▸ THE DATA

>> start

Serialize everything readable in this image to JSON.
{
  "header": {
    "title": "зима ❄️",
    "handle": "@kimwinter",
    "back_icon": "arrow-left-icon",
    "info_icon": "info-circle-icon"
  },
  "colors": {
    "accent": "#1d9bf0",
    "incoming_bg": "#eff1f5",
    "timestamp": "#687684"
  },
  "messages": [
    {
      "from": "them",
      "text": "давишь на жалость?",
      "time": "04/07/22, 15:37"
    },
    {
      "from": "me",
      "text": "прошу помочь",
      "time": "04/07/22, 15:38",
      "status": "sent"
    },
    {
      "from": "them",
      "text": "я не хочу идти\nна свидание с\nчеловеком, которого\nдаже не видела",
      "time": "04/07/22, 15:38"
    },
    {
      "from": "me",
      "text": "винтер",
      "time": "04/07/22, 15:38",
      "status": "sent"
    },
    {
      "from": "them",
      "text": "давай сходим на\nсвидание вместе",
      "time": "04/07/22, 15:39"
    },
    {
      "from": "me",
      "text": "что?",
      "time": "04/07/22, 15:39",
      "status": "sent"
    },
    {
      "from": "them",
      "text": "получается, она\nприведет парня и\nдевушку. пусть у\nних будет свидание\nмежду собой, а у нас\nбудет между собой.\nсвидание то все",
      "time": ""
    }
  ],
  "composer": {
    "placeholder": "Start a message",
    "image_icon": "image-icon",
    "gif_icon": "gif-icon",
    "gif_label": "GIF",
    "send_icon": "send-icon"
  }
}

>> end

▸ TASK TO CARRY OUT
Using the entries above, find all lines with "text". Copy them.

▸ FULL ANSWER
      "text": "давишь на жалость?",
      "text": "прошу помочь",
      "text": "я не хочу идти\nна свидание с\nчеловеком, которого\nдаже не видела",
      "text": "винтер",
      "text": "давай сходим на\nсвидание вместе",
      "text": "что?",
      "text": "получается, она\nприведет парня и\nдевушку. пусть у\nних будет свидание\nмежду собой, а у нас\nбудет между собой.\nсвидание то все",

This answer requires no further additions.